Stored entries
•••

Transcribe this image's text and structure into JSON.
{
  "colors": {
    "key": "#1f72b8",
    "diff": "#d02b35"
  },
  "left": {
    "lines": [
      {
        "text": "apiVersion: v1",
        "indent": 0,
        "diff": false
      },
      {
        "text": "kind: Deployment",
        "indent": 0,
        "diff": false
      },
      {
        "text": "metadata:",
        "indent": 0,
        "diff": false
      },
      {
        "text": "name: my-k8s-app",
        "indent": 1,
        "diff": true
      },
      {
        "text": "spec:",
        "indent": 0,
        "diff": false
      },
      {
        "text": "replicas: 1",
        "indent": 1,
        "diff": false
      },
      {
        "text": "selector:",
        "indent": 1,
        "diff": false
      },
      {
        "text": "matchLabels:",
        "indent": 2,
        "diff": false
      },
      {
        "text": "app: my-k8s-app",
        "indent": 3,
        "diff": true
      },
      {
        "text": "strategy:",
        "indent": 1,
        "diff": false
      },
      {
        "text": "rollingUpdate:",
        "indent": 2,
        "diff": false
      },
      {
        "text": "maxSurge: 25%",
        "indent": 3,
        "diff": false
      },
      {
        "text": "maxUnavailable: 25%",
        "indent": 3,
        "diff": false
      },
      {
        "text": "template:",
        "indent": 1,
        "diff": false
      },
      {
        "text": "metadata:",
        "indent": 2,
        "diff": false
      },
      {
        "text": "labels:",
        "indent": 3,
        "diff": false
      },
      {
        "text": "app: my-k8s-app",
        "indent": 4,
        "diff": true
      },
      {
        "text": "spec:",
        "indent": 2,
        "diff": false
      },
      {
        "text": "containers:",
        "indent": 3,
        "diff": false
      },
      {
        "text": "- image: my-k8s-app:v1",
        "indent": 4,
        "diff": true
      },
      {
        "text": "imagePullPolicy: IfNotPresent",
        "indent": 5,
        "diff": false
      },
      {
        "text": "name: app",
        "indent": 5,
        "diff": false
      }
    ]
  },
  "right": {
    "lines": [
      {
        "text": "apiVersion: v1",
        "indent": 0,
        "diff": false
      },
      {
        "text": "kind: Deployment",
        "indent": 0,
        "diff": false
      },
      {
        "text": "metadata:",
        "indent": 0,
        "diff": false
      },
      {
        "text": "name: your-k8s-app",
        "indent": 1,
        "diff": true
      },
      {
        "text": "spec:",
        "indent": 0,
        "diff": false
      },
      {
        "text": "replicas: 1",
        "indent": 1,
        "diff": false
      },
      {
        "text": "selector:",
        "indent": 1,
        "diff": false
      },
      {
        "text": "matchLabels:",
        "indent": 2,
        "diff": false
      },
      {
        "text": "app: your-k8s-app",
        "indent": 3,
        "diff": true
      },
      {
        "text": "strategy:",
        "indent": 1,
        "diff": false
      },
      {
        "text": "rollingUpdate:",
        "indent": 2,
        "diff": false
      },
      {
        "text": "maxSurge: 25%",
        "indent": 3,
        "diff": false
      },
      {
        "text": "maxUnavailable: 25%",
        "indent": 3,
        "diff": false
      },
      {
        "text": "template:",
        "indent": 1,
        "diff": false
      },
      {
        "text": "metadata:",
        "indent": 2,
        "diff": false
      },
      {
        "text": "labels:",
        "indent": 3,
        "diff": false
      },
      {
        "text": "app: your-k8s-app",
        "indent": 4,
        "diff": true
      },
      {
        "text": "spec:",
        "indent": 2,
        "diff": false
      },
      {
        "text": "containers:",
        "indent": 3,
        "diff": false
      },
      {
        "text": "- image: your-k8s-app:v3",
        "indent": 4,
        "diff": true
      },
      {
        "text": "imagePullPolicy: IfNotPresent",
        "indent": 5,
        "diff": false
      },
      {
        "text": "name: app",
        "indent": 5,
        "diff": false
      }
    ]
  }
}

•••

Exactly as they are written, print the entries again.

Transcribe this image's text and structure into JSON.
{
  "colors": {
    "key": "#1f72b8",
    "diff": "#d02b35"
  },
  "left": {
    "lines": [
      {
        "text": "apiVersion: v1",
        "indent": 0,
        "diff": false
      },
      {
        "text": "kind: Deployment",
        "indent": 0,
        "diff": false
      },
      {
        "text": "metadata:",
        "indent": 0,
        "diff": false
      },
      {
        "text": "name: my-k8s-app",
        "indent": 1,
        "diff": true
      },
      {
        "text": "spec:",
        "indent": 0,
        "diff": false
      },
      {
        "text": "replicas: 1",
        "indent": 1,
        "diff": false
      },
      {
        "text": "selector:",
        "indent": 1,
        "diff": false
      },
      {
        "text": "matchLabels:",
        "indent": 2,
        "diff": false
      },
      {
        "text": "app: my-k8s-app",
        "indent": 3,
        "diff": true
      },
      {
        "text": "strategy:",
        "indent": 1,
        "diff": false
      },
      {
        "text": "rollingUpdate:",
        "indent": 2,
        "diff": false
      },
      {
        "text": "maxSurge: 25%",
        "indent": 3,
        "diff": false
      },
      {
        "text": "maxUnavailable: 25%",
        "indent": 3,
        "diff": false
      },
      {
        "text": "template:",
        "indent": 1,
        "diff": false
      },
      {
        "text": "metadata:",
        "indent": 2,
        "diff": false
      },
      {
        "text": "labels:",
        "indent": 3,
        "diff": false
      },
      {
        "text": "app: my-k8s-app",
        "indent": 4,
        "diff": true
      },
      {
        "text": "spec:",
        "indent": 2,
        "diff": false
      },
      {
        "text": "containers:",
        "indent": 3,
        "diff": false
      },
      {
        "text": "- image: my-k8s-app:v1",
        "indent": 4,
        "diff": true
      },
      {
        "text": "imagePullPolicy: IfNotPresent",
        "indent": 5,
        "diff": false
      },
      {
        "text": "name: app",
        "indent": 5,
        "diff": false
      }
    ]
  },
  "right": {
    "lines": [
      {
        "text": "apiVersion: v1",
        "indent": 0,
        "diff": false
      },
      {
        "text": "kind: Deployment",
        "indent": 0,
        "diff": false
      },
      {
        "text": "metadata:",
        "indent": 0,
        "diff": false
      },
      {
        "text": "name: your-k8s-app",
        "indent": 1,
        "diff": true
      },
      {
        "text": "spec:",
        "indent": 0,
        "diff": false
      },
      {
        "text": "replicas: 1",
        "indent": 1,
        "diff": false
      },
      {
        "text": "selector:",
        "indent": 1,
        "diff": false
      },
      {
        "text": "matchLabels:",
        "indent": 2,
        "diff": false
      },
      {
        "text": "app: your-k8s-app",
        "indent": 3,
        "diff": true
      },
      {
        "text": "strategy:",
        "indent": 1,
        "diff": false
      },
      {
        "text": "rollingUpdate:",
        "indent": 2,
        "diff": false
      },
      {
        "text": "maxSurge: 25%",
        "indent": 3,
        "diff": false
      },
      {
        "text": "maxUnavailable: 25%",
        "indent": 3,
        "diff": false
      },
      {
        "text": "template:",
        "indent": 1,
        "diff": false
      },
      {
        "text": "metadata:",
        "indent": 2,
        "diff": false
      },
      {
        "text": "labels:",
        "indent": 3,
        "diff": false
      },
      {
        "text": "app: your-k8s-app",
        "indent": 4,
        "diff": true
      },
      {
        "text": "spec:",
        "indent": 2,
        "diff": false
      },
      {
        "text": "containers:",
        "indent": 3,
        "diff": false
      },
      {
        "text": "- image: your-k8s-app:v3",
        "indent": 4,
        "diff": true
      },
      {
        "text": "imagePullPolicy: IfNotPresent",
        "indent": 5,
        "diff": false
      },
      {
        "text": "name: app",
        "indent": 5,
        "diff": false
      }
    ]
  }
}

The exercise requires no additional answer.